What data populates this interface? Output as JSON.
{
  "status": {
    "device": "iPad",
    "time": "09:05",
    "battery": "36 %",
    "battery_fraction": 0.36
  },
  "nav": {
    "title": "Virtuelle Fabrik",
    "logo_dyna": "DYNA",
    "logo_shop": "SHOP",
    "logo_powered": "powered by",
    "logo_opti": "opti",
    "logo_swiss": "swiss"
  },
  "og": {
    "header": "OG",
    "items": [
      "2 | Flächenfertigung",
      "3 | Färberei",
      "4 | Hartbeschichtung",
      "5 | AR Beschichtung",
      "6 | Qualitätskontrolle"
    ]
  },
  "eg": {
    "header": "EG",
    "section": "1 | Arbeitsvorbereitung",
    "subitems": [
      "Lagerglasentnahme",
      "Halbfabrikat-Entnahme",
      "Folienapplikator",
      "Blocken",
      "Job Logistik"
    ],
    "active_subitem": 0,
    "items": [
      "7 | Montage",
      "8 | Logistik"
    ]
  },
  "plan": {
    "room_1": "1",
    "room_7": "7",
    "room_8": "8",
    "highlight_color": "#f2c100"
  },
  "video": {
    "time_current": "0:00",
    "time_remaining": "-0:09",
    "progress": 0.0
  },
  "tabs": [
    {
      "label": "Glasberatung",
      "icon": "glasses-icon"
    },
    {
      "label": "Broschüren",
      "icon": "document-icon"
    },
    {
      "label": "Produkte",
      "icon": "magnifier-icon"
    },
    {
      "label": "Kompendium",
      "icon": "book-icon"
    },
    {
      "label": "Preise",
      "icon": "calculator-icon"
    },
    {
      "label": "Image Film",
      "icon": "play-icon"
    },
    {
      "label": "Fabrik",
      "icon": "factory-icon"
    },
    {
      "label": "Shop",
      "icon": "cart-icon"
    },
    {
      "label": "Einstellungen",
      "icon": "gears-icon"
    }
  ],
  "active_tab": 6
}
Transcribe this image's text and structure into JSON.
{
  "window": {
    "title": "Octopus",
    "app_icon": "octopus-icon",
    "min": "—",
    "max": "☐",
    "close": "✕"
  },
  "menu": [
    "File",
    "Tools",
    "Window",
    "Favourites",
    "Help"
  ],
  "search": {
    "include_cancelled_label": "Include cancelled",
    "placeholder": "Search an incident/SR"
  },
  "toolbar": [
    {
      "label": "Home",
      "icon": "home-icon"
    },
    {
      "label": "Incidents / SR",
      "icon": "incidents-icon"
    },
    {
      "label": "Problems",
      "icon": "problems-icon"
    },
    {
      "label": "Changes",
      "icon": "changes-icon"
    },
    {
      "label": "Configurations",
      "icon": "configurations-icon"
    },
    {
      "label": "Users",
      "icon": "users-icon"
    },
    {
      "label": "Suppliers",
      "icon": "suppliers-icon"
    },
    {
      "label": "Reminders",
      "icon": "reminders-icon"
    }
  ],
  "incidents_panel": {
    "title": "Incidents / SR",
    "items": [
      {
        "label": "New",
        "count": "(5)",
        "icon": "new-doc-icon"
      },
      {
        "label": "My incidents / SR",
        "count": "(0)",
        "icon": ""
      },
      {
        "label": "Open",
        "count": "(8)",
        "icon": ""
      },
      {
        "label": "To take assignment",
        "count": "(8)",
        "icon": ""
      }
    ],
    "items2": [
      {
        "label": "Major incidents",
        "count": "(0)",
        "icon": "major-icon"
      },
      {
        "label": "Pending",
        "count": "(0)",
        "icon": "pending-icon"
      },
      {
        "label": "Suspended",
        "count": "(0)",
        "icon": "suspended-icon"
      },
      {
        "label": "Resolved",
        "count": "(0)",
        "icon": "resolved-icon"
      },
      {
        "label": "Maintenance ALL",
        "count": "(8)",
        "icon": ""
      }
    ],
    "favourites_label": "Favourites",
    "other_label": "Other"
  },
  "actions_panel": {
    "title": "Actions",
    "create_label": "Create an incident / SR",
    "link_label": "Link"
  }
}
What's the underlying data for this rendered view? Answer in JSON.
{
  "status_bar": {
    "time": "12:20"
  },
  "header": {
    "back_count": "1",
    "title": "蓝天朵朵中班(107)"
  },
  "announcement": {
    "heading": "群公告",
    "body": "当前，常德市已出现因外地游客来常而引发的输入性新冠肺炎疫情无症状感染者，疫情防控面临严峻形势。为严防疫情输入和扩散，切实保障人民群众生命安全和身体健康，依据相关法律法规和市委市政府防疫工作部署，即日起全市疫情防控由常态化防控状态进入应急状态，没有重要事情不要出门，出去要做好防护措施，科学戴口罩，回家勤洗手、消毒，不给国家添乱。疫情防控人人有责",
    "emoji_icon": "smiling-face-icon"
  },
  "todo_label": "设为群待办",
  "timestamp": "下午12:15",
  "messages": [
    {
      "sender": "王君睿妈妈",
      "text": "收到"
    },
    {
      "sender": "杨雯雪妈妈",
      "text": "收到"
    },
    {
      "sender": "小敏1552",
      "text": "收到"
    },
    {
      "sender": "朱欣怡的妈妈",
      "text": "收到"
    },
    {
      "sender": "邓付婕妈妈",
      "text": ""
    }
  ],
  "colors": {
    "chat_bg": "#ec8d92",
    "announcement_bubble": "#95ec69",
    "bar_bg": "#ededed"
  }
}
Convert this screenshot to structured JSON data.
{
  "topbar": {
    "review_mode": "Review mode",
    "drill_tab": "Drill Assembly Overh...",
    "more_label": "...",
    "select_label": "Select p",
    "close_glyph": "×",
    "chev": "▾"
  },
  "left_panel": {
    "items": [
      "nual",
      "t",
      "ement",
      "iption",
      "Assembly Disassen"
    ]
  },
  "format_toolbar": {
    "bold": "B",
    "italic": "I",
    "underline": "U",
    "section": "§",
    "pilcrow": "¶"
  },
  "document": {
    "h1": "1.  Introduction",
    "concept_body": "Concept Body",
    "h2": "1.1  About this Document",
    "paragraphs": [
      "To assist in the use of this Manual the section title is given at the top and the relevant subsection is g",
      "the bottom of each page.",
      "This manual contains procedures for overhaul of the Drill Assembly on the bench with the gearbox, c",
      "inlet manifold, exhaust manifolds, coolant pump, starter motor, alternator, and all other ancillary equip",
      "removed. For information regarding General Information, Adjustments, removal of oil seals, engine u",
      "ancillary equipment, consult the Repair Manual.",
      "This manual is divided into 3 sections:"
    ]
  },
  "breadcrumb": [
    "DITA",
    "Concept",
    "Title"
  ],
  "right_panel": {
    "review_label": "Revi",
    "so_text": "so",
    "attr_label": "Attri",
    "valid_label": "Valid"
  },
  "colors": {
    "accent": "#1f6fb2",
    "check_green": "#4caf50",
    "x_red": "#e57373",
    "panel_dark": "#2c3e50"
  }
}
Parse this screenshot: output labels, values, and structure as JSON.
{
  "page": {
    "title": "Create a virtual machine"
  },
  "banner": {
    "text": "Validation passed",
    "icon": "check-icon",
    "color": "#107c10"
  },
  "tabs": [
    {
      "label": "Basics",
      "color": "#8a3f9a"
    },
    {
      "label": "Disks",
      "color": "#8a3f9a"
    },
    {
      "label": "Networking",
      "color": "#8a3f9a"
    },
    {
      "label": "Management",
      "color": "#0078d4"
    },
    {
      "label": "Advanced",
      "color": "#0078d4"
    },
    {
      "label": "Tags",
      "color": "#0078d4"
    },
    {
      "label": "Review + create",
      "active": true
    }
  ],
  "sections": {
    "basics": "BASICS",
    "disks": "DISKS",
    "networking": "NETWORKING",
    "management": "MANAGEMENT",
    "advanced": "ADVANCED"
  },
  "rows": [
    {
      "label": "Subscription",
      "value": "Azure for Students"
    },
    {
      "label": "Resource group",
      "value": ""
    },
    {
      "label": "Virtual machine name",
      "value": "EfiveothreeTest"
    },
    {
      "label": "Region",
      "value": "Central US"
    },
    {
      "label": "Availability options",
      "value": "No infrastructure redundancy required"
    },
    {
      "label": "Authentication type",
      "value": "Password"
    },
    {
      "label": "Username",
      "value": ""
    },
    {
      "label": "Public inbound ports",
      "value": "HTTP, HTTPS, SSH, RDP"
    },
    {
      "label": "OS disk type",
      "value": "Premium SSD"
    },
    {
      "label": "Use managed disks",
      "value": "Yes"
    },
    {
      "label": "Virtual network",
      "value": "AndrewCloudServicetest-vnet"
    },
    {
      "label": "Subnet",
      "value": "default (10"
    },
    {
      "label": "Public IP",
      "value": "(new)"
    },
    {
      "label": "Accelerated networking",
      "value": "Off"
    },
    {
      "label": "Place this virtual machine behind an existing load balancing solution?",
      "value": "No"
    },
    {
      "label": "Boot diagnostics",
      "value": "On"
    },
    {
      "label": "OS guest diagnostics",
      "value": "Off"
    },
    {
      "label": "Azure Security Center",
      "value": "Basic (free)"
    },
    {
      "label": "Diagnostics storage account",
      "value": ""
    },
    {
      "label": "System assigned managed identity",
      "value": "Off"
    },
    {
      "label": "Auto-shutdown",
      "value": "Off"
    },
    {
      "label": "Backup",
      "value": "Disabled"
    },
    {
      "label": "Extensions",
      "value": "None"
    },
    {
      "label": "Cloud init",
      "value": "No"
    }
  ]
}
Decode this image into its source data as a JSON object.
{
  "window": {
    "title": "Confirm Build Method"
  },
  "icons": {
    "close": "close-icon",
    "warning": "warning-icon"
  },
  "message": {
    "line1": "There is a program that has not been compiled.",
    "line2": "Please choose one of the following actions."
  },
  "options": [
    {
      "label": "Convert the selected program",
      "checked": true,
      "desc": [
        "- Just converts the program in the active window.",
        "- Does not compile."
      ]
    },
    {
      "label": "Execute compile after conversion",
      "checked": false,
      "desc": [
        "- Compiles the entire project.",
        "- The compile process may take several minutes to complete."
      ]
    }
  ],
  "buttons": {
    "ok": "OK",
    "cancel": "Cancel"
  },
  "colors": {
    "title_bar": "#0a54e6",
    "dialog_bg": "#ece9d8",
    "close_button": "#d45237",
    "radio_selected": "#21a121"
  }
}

————————

Problem to solve. Locate each line with the word "into" and copy it.

Response to this exercise.
Transcribe this image's text and structure into JSON.
      "This manual is divided into 3 sections:"
Decode this image into its source data as a JSON object.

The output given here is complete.